— begin —

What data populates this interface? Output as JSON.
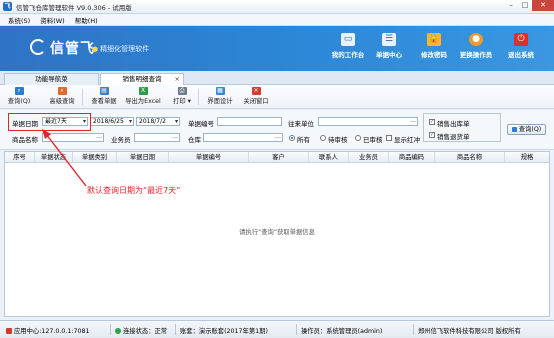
{
  "window": {
    "title": "信管飞仓库管理软件 V9.0.306 - 试用版",
    "buttons": {
      "minimize": "–",
      "maximize": "□",
      "close": "✕"
    }
  },
  "menu": {
    "items": [
      "系统(S)",
      "资料(W)",
      "帮助(H)"
    ]
  },
  "banner": {
    "logo": "信管飞",
    "slogan": "精细化管理软件",
    "nav": [
      {
        "label": "我的工作台",
        "icon": "monitor-icon",
        "color": "#2d6fbf"
      },
      {
        "label": "单据中心",
        "icon": "document-list-icon",
        "color": "#3069b5"
      },
      {
        "label": "修改密码",
        "icon": "lock-icon",
        "color": "#e0a321"
      },
      {
        "label": "更换操作员",
        "icon": "user-icon",
        "color": "#e38a1f"
      },
      {
        "label": "退出系统",
        "icon": "power-icon",
        "color": "#d6322c"
      }
    ]
  },
  "tabs": [
    {
      "label": "功能导航菜",
      "active": false
    },
    {
      "label": "销售明细查询",
      "active": true,
      "close": "×"
    }
  ],
  "toolbar": {
    "buttons": [
      {
        "label": "查询(Q)",
        "icon": "search-icon",
        "color": "#2c7bd0"
      },
      {
        "label": "高级查询",
        "icon": "advanced-search-icon",
        "color": "#e06a2b"
      },
      {
        "label": "查看单据",
        "icon": "view-document-icon",
        "color": "#3d7fc4"
      },
      {
        "label": "导出为Excel",
        "icon": "excel-export-icon",
        "color": "#2f9b46"
      },
      {
        "label": "打印",
        "icon": "print-icon",
        "color": "#6b7b8c"
      },
      {
        "label": "界面设计",
        "icon": "layout-design-icon",
        "color": "#3b86d6"
      },
      {
        "label": "关闭窗口",
        "icon": "close-window-icon",
        "color": "#d83b33"
      }
    ]
  },
  "filter": {
    "date_label": "单据日期",
    "date_range": "最近7天",
    "date_from": "2018/6/25",
    "date_to": "2018/7/2",
    "doc_no_label": "单据编号",
    "doc_no_value": "",
    "partner_label": "往来单位",
    "partner_value": "",
    "product_label": "商品名称",
    "product_value": "",
    "staff_label": "业务员",
    "staff_value": "",
    "warehouse_label": "仓库",
    "warehouse_value": "",
    "radio_options": [
      {
        "label": "所有",
        "checked": true
      },
      {
        "label": "待审核",
        "checked": false
      },
      {
        "label": "已审核",
        "checked": false
      }
    ],
    "show_red_label": "显示红冲",
    "show_red_checked": false,
    "check_sales_out": {
      "label": "销售出库单",
      "checked": true
    },
    "check_sales_return": {
      "label": "销售退货单",
      "checked": true
    },
    "query_button": "查询(Q)"
  },
  "grid": {
    "columns": [
      "序号",
      "单据状态",
      "单据类别",
      "单据日期",
      "单据编号",
      "客户",
      "联系人",
      "业务员",
      "商品编码",
      "商品名称",
      "规格"
    ],
    "empty_message": "请执行“查询”获取单据信息"
  },
  "annotation": "默认查询日期为“最近7天”",
  "status": {
    "app_center": "应用中心:127.0.0.1:7081",
    "connection": "连接状态：正常",
    "account_set": "账套：演示账套(2017年第1期)",
    "operator": "操作员：系统管理员(admin)",
    "company": "郑州信飞软件科技有限公司 版权所有"
  }
}
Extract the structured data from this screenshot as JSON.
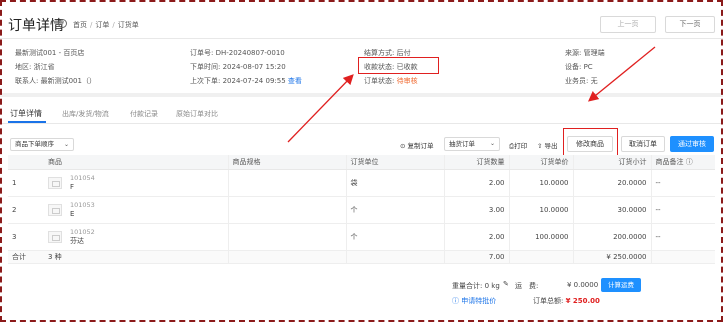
{
  "header": {
    "title": "订单详情",
    "help_icon": "?",
    "breadcrumb": [
      "首页",
      "订单",
      "订货单"
    ],
    "prev_label": "上一页",
    "next_label": "下一页"
  },
  "info": {
    "customer": "最新测试001 - 百页店",
    "region": "地区: 浙江省",
    "contact": "联系人: 最新测试001（）",
    "order_no": "订单号: DH-20240807-0010",
    "order_time": "下单时间: 2024-08-07 15:20",
    "last_order_prefix": "上次下单: 2024-07-24 09:55",
    "last_order_link": "查看",
    "settle": "结算方式: 后付",
    "pay_status": "收款状态: 已收款",
    "order_status_label": "订单状态: ",
    "order_status_value": "待审核",
    "source": "来源: 管理端",
    "device": "设备: PC",
    "salesman": "业务员: 无"
  },
  "tabs": [
    "订单详情",
    "出库/发货/物流",
    "付款记录",
    "原始订单对比"
  ],
  "toolbar": {
    "sort_select": "商品下单顺序",
    "copy_order": "复制订单",
    "type_select": "抽货订单",
    "print": "打印",
    "export": "导出",
    "modify_goods": "修改商品",
    "cancel_order": "取消订单",
    "approve": "通过审核",
    "copy_icon": "copy-icon",
    "print_icon": "print-icon",
    "export_icon": "export-icon"
  },
  "table": {
    "headers": [
      "商品",
      "商品规格",
      "订货单位",
      "订货数量",
      "订货单价",
      "订货小计",
      "商品备注"
    ],
    "rows": [
      {
        "idx": "1",
        "code": "101054",
        "name": "F",
        "spec": "",
        "unit": "袋",
        "qty": "2.00",
        "price": "10.0000",
        "subtotal": "20.0000",
        "remark": "--"
      },
      {
        "idx": "2",
        "code": "101053",
        "name": "E",
        "spec": "",
        "unit": "个",
        "qty": "3.00",
        "price": "10.0000",
        "subtotal": "30.0000",
        "remark": "--"
      },
      {
        "idx": "3",
        "code": "101052",
        "name": "芬达",
        "spec": "",
        "unit": "个",
        "qty": "2.00",
        "price": "100.0000",
        "subtotal": "200.0000",
        "remark": "--"
      }
    ],
    "total_label": "合计",
    "total_kinds": "3 种",
    "total_qty": "7.00",
    "total_amount": "¥ 250.0000"
  },
  "footer": {
    "weight": "重量合计: 0 kg",
    "freight_label": "运　费:",
    "freight_value": "¥ 0.0000",
    "calc_freight": "计算运费",
    "apply_price": "申请特批价",
    "order_total_label": "订单总额:",
    "order_total_value": "¥ 250.00"
  },
  "colors": {
    "accent": "#1e90ff",
    "warn": "#f0672d",
    "highlight": "#e02020"
  }
}
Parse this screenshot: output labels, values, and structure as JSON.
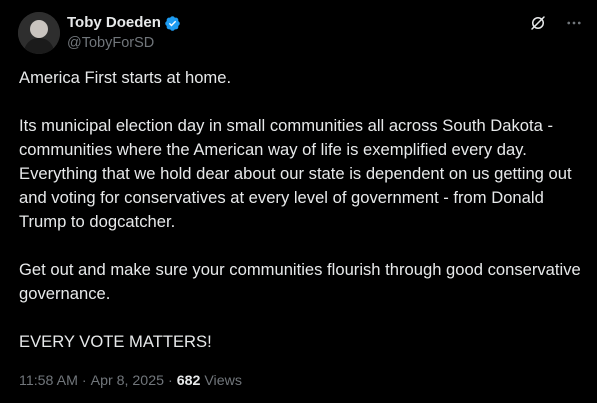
{
  "author": {
    "display_name": "Toby Doeden",
    "handle": "@TobyForSD",
    "verified": true
  },
  "icons": {
    "verified": "verified-badge-icon",
    "grok": "grok-icon",
    "more": "more-options-icon"
  },
  "colors": {
    "background": "#000000",
    "text": "#e7e9ea",
    "muted": "#71767b",
    "verified": "#1d9bf0"
  },
  "tweet": {
    "paragraphs": [
      "America First starts at home.",
      "Its municipal election day in small communities all across South Dakota - communities where the American way of life is exemplified every day. Everything that we hold dear about our state is dependent on us getting out and voting for conservatives at every level of government - from Donald Trump to dogcatcher.",
      "Get out and make sure your communities flourish through good conservative governance.",
      "EVERY VOTE MATTERS!"
    ]
  },
  "meta": {
    "time": "11:58 AM",
    "separator": "·",
    "date": "Apr 8, 2025",
    "views_count": "682",
    "views_label": "Views"
  }
}
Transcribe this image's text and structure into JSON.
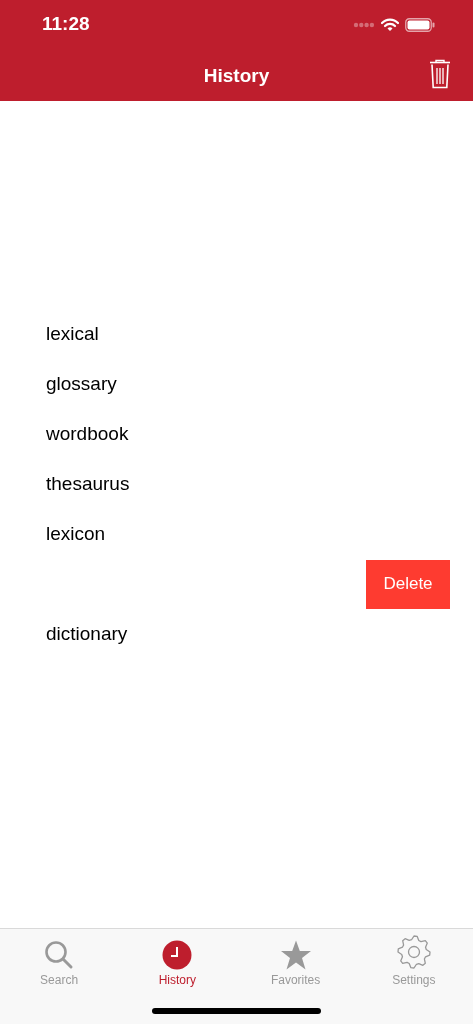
{
  "status_bar": {
    "time": "11:28"
  },
  "nav_bar": {
    "title": "History"
  },
  "history": [
    {
      "kind": "word",
      "text": "lexical"
    },
    {
      "kind": "word",
      "text": "glossary"
    },
    {
      "kind": "word",
      "text": "wordbook"
    },
    {
      "kind": "word",
      "text": "thesaurus"
    },
    {
      "kind": "word",
      "text": "lexicon"
    },
    {
      "kind": "swiped",
      "action": "Delete"
    },
    {
      "kind": "word",
      "text": "dictionary"
    }
  ],
  "tab_bar": [
    {
      "label": "Search",
      "kind": "search",
      "selected": false
    },
    {
      "label": "History",
      "kind": "clock",
      "selected": true
    },
    {
      "label": "Favorites",
      "kind": "star",
      "selected": false
    },
    {
      "label": "Settings",
      "kind": "gear",
      "selected": false
    }
  ]
}
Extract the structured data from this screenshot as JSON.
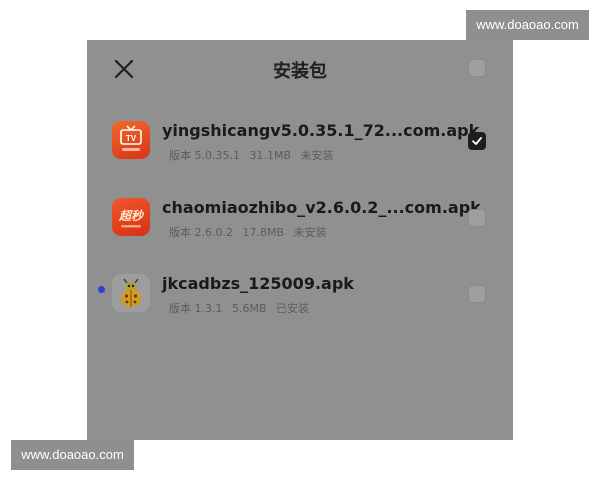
{
  "watermark": {
    "top": "www.doaoao.com",
    "bottom": "www.doaoao.com"
  },
  "dialog": {
    "title": "安装包",
    "select_all_checked": false
  },
  "packages": [
    {
      "name": "yingshicangv5.0.35.1_72...com.apk",
      "version": "版本 5.0.35.1",
      "size": "31.1MB",
      "status": "未安装",
      "checked": true,
      "icon": "tv-app-icon",
      "icon_text": "TV",
      "accent": "#e04a1a"
    },
    {
      "name": "chaomiaozhibo_v2.6.0.2_...com.apk",
      "version": "版本 2.6.0.2",
      "size": "17.8MB",
      "status": "未安装",
      "checked": false,
      "icon": "chaomiao-app-icon",
      "icon_text": "超秒",
      "accent": "#e2421f"
    },
    {
      "name": "jkcadbzs_125009.apk",
      "version": "版本 1.3.1",
      "size": "5.6MB",
      "status": "已安装",
      "checked": false,
      "icon": "ladybug-app-icon",
      "unread_dot": true,
      "accent": "#d9a020"
    }
  ]
}
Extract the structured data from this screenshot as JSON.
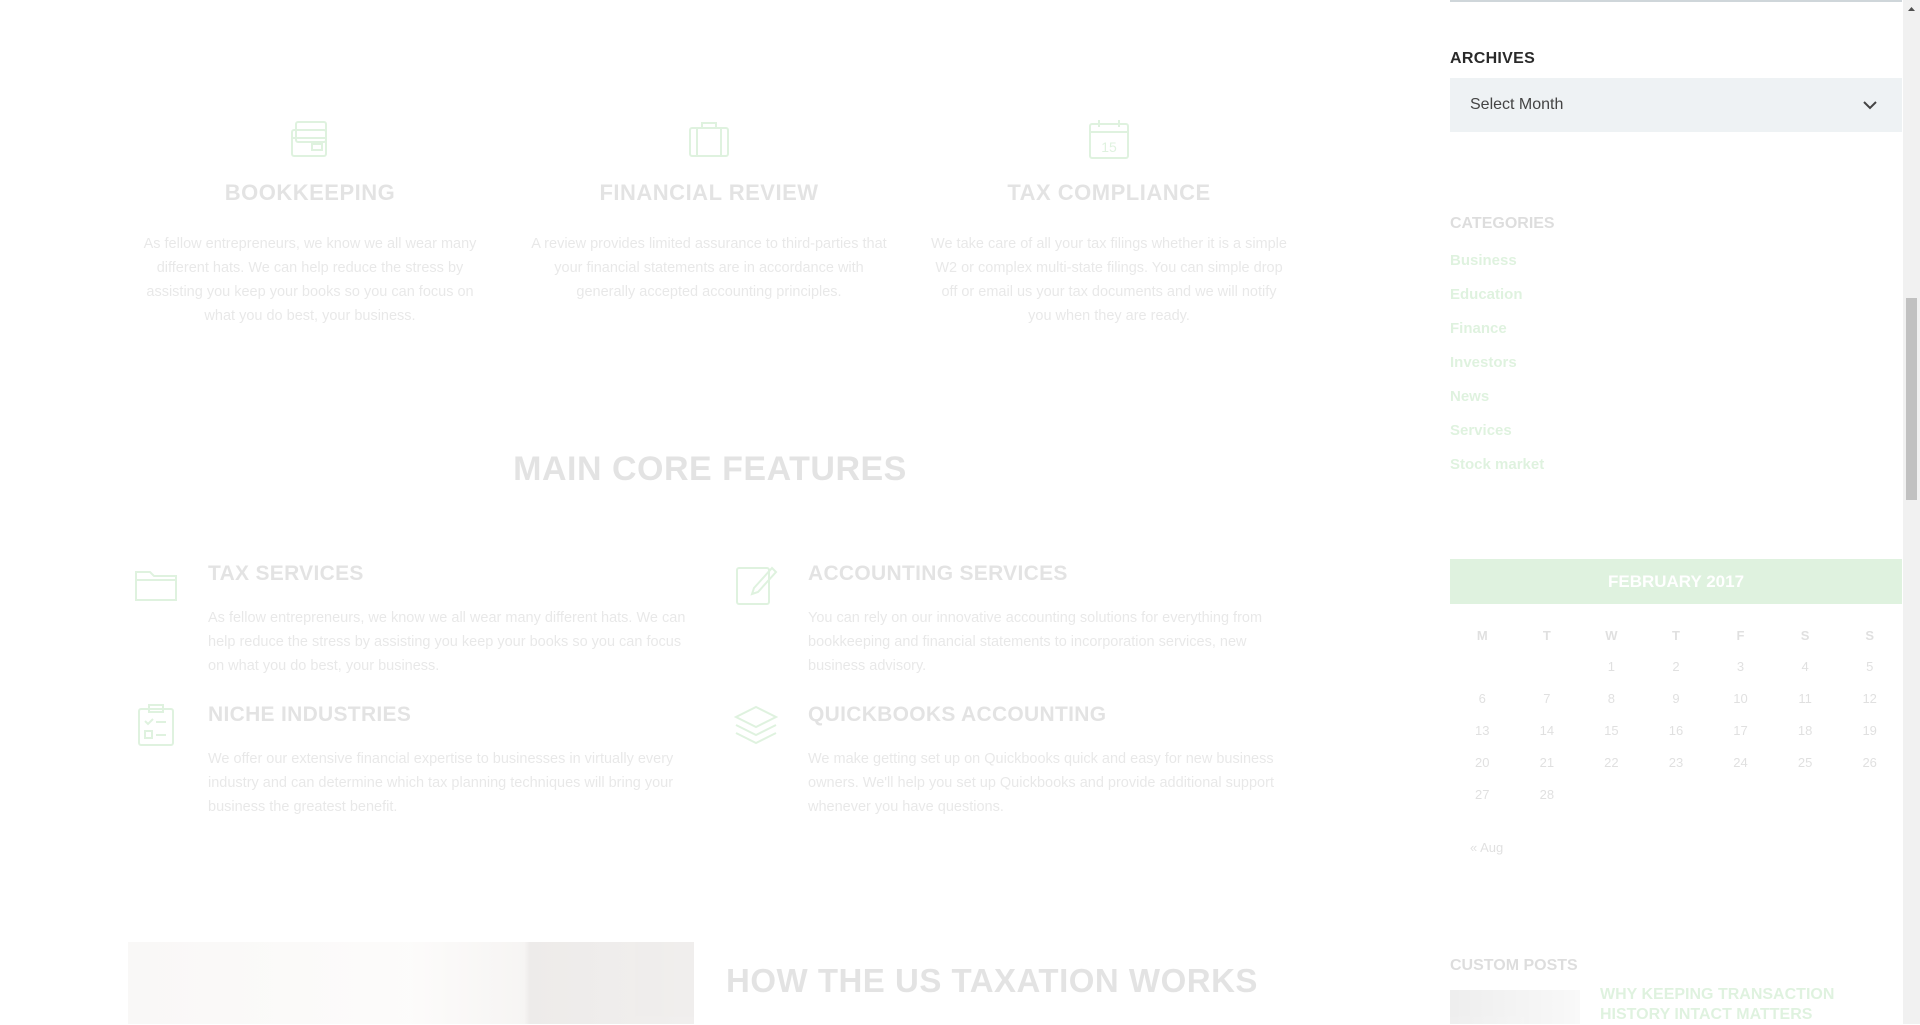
{
  "services": [
    {
      "title": "BOOKKEEPING",
      "icon": "wallet-cards-icon",
      "text": "As fellow entrepreneurs, we know we all wear many different hats. We can help reduce the stress by assisting you keep your books so you can focus on what you do best, your business."
    },
    {
      "title": "FINANCIAL REVIEW",
      "icon": "briefcase-icon",
      "text": "A review provides limited assurance to third-parties that your financial statements are in accordance with generally accepted accounting principles."
    },
    {
      "title": "TAX COMPLIANCE",
      "icon": "calendar-15-icon",
      "text": "We take care of all your tax filings whether it is a simple W2 or complex multi-state filings. You can simple drop off or email us your tax documents and we will notify you when they are ready."
    }
  ],
  "core": {
    "title": "MAIN CORE FEATURES",
    "features": [
      {
        "title": "TAX SERVICES",
        "icon": "folder-icon",
        "text": "As fellow entrepreneurs, we know we all wear many different hats. We can help reduce the stress by assisting you keep your books so you can focus on what you do best, your business."
      },
      {
        "title": "ACCOUNTING SERVICES",
        "icon": "edit-document-icon",
        "text": "You can rely on our innovative accounting solutions for everything from bookkeeping and financial statements to incorporation services, new business advisory."
      },
      {
        "title": "NICHE INDUSTRIES",
        "icon": "clipboard-checklist-icon",
        "text": "We offer our extensive financial expertise to businesses in virtually every industry and can determine which tax planning techniques will bring your business the greatest benefit."
      },
      {
        "title": "QUICKBOOKS ACCOUNTING",
        "icon": "layers-stack-icon",
        "text": "We make getting set up on Quickbooks quick and easy for new business owners. We'll help you set up Quickbooks and provide additional support whenever you have questions."
      }
    ]
  },
  "taxation": {
    "title": "HOW THE US TAXATION WORKS"
  },
  "sidebar": {
    "archives_title": "ARCHIVES",
    "archives_select": "Select Month",
    "categories_title": "CATEGORIES",
    "categories": [
      "Business",
      "Education",
      "Finance",
      "Investors",
      "News",
      "Services",
      "Stock market"
    ],
    "calendar": {
      "caption": "FEBRUARY 2017",
      "days": [
        "M",
        "T",
        "W",
        "T",
        "F",
        "S",
        "S"
      ],
      "weeks": [
        [
          "",
          "",
          "1",
          "2",
          "3",
          "4",
          "5"
        ],
        [
          "6",
          "7",
          "8",
          "9",
          "10",
          "11",
          "12"
        ],
        [
          "13",
          "14",
          "15",
          "16",
          "17",
          "18",
          "19"
        ],
        [
          "20",
          "21",
          "22",
          "23",
          "24",
          "25",
          "26"
        ],
        [
          "27",
          "28",
          "",
          "",
          "",
          "",
          ""
        ]
      ],
      "prev": "« Aug"
    },
    "custom_posts_title": "CUSTOM POSTS",
    "custom_post_link": "WHY KEEPING TRANSACTION HISTORY INTACT MATTERS"
  },
  "colors": {
    "accent": "#3db53d",
    "select_bg": "#eef2f4"
  }
}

— end —

- _PROBLEM TO SOLVE_: Copy each line above containing the string "accent".

- _WRITTEN REPLY_:
    "accent": "#1e90ff",
      "accent": "#e04a1a"
      "accent": "#e2421f"
      "accent": "#d9a020"
    "accent": "#3db53d",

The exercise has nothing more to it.